TASK GOAL. Scan the data that follows and count the lines with the string "running"; answer with the count alone.

···

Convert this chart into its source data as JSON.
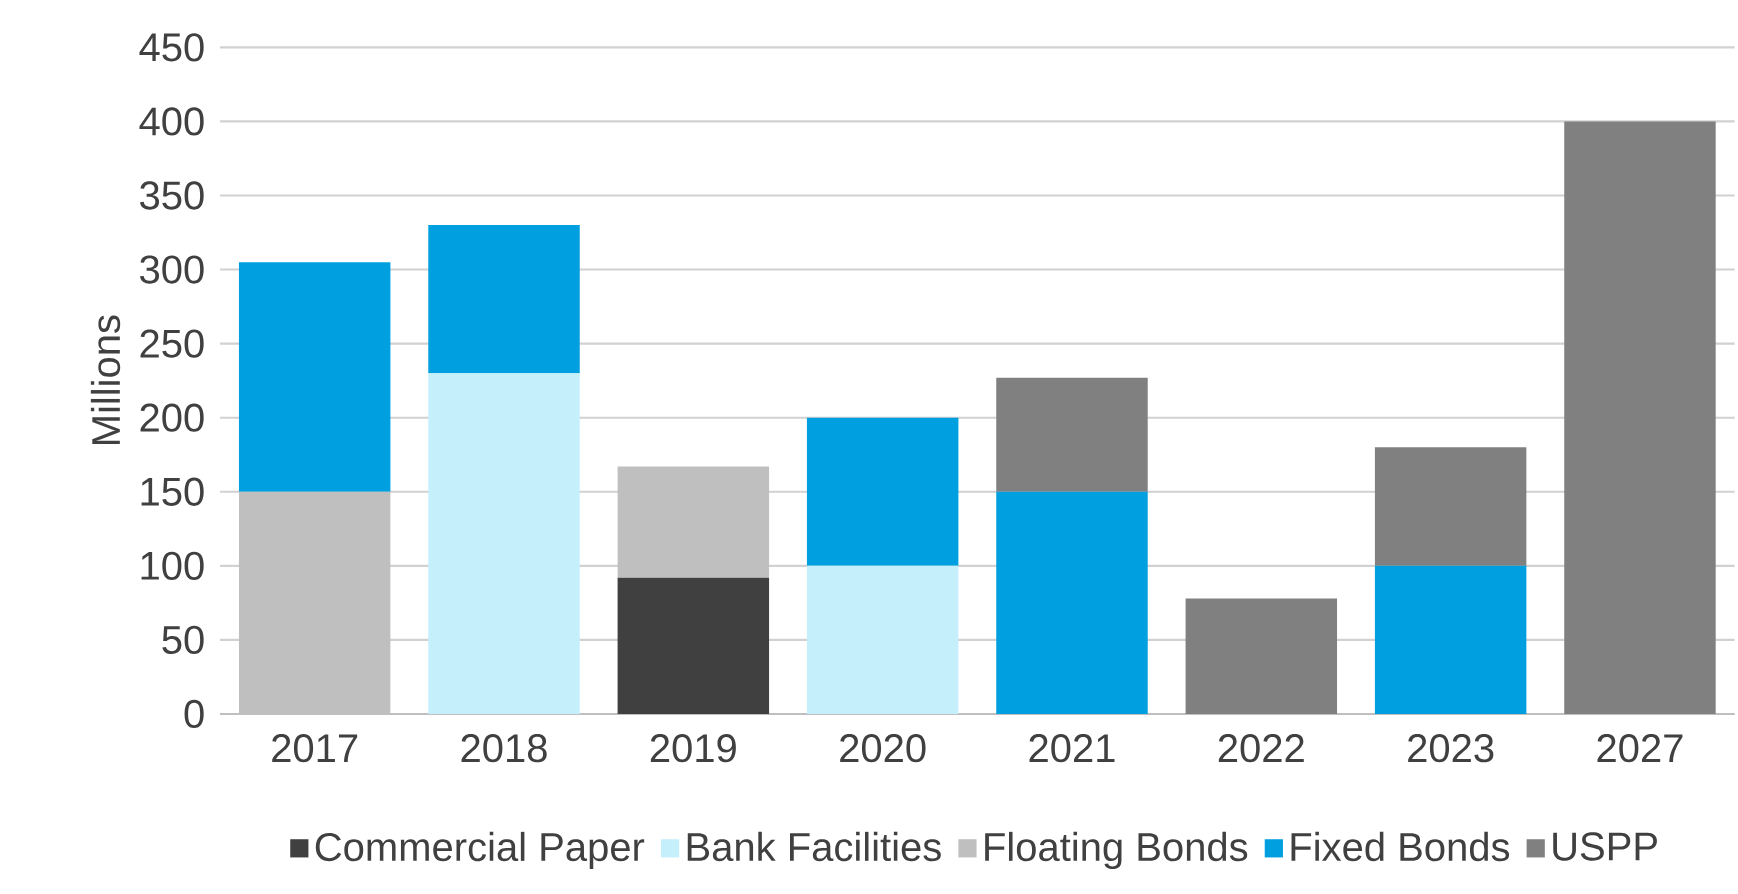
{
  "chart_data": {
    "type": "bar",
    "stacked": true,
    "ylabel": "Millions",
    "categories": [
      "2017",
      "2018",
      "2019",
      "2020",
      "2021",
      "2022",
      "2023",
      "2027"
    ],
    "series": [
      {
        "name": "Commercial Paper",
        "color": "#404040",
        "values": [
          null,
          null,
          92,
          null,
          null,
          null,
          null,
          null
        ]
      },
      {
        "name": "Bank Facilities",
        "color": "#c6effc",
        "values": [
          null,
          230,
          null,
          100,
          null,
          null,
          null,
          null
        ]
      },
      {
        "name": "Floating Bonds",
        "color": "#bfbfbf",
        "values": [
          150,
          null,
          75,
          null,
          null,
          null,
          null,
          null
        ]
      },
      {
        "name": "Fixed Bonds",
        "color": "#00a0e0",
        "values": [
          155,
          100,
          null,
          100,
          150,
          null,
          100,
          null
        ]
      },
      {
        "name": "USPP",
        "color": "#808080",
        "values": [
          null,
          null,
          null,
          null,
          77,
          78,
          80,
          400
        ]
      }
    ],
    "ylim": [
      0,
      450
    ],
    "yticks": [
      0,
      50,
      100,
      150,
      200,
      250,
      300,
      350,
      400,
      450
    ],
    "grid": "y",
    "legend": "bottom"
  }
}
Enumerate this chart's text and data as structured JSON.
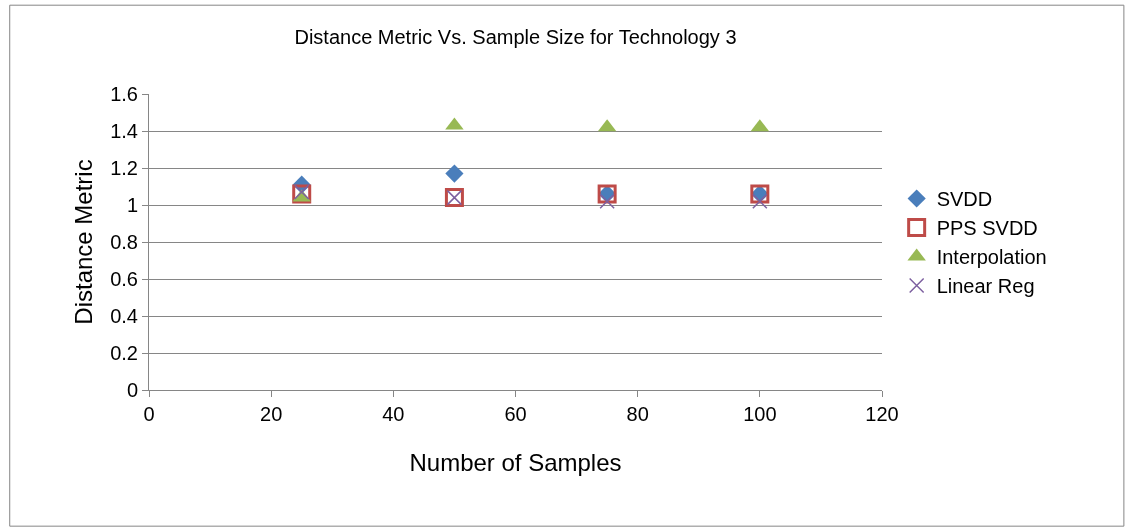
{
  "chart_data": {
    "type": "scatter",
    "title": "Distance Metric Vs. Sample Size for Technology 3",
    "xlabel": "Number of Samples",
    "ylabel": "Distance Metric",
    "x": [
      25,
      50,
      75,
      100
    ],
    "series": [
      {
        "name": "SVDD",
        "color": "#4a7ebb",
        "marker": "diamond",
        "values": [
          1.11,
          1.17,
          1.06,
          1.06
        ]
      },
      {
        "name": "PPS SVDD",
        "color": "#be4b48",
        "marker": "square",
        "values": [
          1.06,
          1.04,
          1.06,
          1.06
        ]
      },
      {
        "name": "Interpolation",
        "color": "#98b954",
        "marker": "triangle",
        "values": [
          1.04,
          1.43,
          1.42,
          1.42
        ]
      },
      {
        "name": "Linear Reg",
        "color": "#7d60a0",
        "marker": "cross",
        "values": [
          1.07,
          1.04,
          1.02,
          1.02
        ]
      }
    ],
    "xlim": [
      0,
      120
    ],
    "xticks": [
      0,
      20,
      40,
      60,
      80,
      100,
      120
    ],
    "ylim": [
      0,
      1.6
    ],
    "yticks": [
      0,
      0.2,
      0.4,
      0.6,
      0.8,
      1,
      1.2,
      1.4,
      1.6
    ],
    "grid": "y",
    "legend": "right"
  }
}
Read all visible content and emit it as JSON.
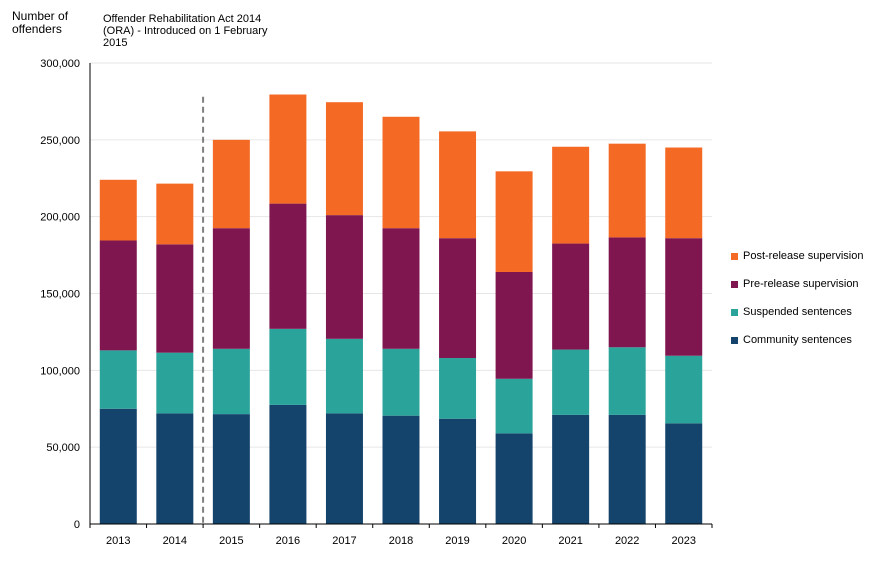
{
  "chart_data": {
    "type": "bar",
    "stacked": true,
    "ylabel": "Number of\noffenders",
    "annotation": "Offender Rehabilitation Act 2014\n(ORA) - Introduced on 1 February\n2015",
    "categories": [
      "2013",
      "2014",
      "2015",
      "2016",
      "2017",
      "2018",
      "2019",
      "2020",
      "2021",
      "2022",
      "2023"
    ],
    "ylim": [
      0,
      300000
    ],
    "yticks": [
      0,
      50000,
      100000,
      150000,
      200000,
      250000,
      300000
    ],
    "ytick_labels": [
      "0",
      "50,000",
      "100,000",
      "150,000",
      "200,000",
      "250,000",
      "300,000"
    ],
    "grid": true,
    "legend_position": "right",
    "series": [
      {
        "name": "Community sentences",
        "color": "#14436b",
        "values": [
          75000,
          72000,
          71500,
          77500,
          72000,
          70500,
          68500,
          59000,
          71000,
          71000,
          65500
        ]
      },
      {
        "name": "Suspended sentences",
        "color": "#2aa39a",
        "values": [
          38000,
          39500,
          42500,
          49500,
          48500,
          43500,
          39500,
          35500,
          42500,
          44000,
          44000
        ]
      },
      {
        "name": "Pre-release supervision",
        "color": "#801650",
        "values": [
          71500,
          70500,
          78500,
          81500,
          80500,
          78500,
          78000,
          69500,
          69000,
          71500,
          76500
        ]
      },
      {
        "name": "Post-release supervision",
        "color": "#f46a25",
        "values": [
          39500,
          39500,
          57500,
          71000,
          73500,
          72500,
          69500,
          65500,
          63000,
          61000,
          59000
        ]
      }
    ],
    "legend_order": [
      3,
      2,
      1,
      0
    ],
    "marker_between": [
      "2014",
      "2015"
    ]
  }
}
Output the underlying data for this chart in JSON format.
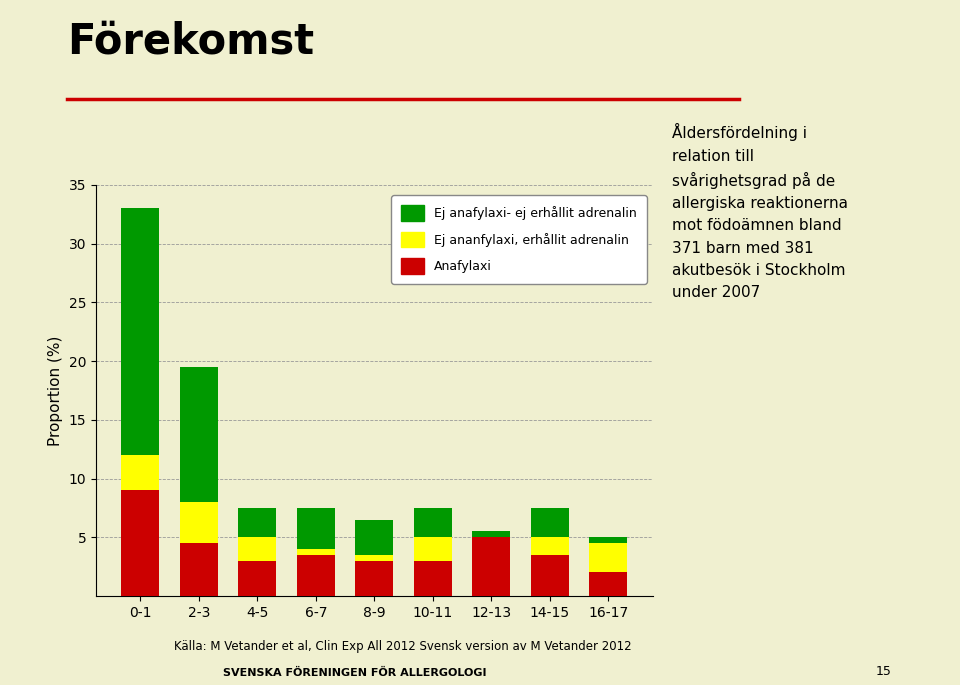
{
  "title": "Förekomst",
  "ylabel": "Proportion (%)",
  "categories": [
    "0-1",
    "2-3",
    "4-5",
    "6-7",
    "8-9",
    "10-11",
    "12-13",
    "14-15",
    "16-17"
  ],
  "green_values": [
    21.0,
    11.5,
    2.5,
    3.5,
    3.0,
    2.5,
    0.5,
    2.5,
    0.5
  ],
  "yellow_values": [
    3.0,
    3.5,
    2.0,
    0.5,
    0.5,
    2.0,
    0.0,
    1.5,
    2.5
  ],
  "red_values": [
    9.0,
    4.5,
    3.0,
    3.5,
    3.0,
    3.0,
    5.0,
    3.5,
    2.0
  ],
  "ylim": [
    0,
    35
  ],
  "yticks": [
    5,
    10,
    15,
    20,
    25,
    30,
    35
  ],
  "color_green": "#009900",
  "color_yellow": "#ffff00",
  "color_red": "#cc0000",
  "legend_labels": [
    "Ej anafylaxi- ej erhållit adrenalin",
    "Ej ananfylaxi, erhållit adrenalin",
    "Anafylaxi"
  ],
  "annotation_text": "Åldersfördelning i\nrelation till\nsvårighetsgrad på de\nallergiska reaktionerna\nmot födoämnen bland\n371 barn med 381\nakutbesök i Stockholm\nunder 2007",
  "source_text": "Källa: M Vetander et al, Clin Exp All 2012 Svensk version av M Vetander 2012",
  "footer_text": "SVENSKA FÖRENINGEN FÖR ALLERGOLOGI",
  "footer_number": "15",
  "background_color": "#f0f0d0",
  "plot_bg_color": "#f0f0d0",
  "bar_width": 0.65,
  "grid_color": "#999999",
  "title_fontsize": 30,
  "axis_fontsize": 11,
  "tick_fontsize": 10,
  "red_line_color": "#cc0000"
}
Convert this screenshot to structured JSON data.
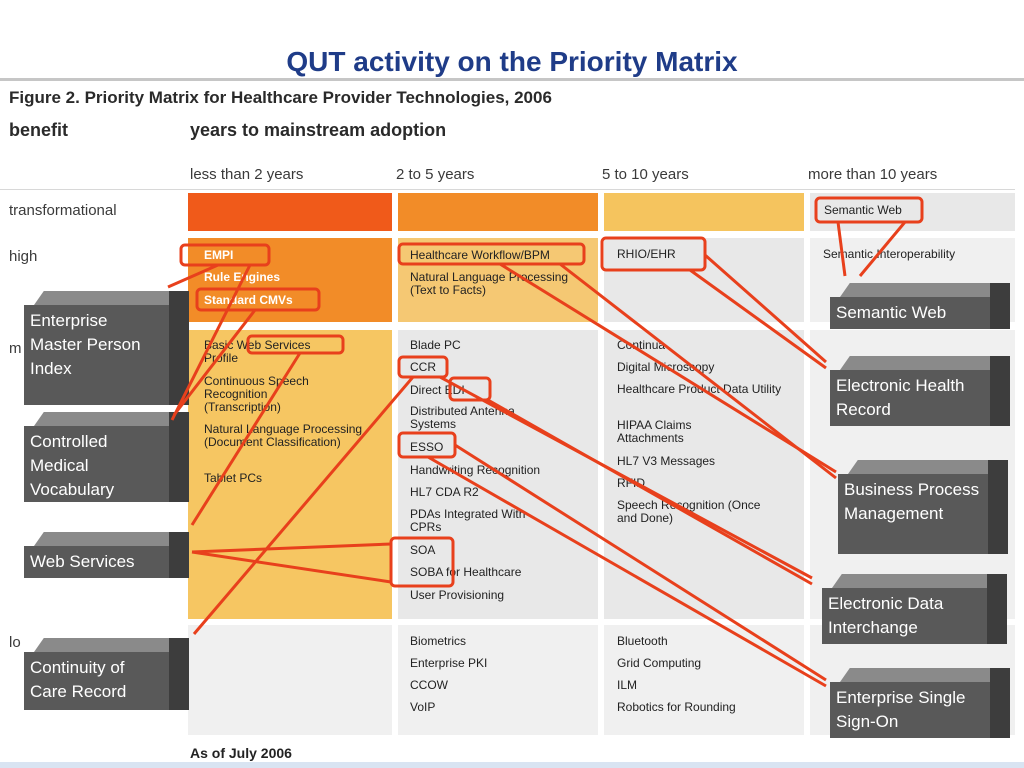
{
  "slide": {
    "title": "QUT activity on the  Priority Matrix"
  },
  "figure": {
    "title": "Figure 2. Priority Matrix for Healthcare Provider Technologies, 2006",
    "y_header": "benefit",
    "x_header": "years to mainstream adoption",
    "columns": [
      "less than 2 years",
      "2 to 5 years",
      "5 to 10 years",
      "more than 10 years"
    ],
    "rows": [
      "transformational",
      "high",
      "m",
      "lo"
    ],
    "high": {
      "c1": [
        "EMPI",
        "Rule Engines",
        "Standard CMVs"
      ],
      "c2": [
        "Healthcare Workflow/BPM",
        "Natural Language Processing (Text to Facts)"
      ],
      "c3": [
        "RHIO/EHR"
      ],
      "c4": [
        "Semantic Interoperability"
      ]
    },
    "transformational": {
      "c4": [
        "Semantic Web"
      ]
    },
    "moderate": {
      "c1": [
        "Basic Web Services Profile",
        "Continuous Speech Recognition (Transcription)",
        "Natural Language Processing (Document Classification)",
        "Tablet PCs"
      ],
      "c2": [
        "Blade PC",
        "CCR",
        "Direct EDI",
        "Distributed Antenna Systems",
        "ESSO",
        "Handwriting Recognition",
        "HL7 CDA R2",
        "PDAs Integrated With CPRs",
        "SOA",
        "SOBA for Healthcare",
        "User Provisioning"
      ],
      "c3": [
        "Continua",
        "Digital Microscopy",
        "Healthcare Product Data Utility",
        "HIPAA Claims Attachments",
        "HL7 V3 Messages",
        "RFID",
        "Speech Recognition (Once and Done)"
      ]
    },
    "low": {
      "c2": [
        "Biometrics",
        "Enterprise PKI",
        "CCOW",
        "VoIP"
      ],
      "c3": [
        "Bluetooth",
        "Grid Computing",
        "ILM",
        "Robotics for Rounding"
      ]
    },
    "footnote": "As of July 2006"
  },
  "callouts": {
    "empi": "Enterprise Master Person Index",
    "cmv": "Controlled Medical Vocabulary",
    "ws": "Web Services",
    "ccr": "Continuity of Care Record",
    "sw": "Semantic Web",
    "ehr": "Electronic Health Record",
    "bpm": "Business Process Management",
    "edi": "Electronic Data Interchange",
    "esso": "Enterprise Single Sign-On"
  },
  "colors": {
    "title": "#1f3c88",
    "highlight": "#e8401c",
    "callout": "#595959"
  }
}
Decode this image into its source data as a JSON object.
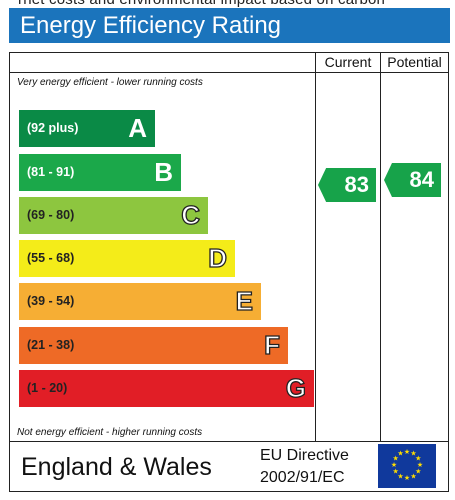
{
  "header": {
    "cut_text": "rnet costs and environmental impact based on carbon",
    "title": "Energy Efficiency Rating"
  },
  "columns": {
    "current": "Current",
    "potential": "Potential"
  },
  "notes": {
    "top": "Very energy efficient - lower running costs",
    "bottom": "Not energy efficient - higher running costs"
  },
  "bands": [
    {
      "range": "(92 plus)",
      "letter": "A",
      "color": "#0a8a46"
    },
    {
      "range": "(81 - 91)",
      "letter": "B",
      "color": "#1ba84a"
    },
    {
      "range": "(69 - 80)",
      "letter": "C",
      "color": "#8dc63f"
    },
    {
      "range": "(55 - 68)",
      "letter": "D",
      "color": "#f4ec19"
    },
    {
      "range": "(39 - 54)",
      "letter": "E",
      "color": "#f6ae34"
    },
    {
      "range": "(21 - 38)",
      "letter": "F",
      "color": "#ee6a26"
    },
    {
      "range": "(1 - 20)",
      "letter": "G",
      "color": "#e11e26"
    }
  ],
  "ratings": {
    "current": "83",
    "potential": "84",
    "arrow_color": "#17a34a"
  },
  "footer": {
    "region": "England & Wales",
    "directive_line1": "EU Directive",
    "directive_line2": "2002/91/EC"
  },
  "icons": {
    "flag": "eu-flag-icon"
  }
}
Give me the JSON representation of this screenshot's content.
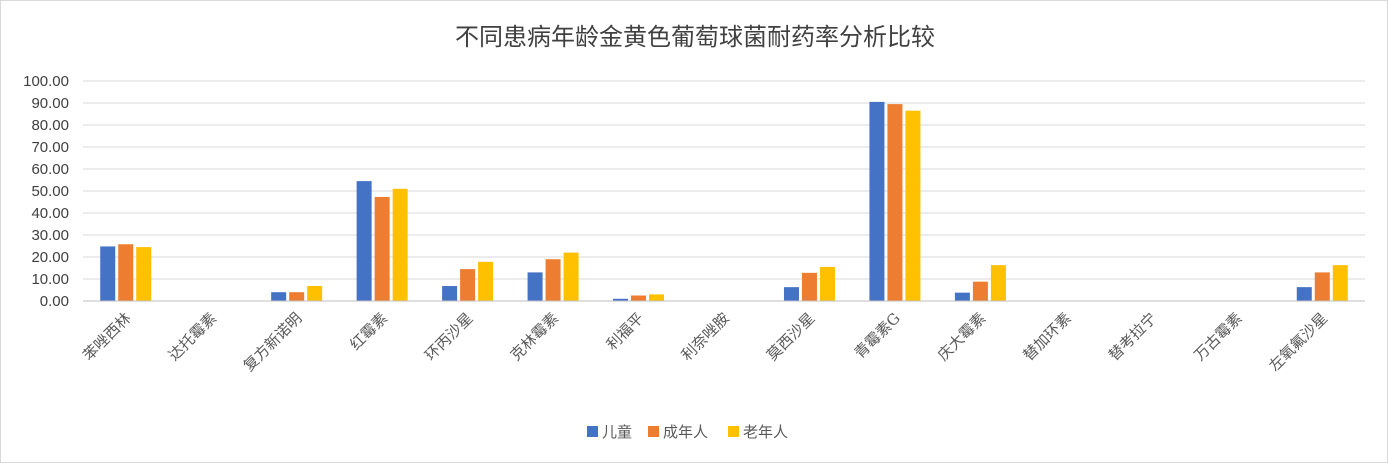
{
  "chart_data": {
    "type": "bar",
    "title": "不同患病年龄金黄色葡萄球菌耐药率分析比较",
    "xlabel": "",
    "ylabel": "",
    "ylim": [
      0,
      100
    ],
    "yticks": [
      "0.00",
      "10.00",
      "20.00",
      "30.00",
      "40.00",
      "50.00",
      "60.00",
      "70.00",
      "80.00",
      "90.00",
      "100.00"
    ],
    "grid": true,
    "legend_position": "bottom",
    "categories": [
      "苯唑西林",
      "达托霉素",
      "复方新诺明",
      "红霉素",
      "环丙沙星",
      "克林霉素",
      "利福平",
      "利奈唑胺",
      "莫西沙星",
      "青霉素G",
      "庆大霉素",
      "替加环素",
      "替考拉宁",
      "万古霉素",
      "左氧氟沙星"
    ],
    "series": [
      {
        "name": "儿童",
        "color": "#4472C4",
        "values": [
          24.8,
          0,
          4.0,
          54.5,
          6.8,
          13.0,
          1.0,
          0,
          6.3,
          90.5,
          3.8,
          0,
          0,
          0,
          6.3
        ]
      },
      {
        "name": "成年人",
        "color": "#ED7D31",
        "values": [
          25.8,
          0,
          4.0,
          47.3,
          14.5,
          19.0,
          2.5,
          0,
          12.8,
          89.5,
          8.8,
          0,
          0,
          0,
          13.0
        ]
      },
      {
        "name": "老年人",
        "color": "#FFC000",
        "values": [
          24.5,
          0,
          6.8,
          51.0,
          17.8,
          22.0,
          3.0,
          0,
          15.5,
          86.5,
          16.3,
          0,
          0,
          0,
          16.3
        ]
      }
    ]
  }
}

···

WRITTEN REPLY. 2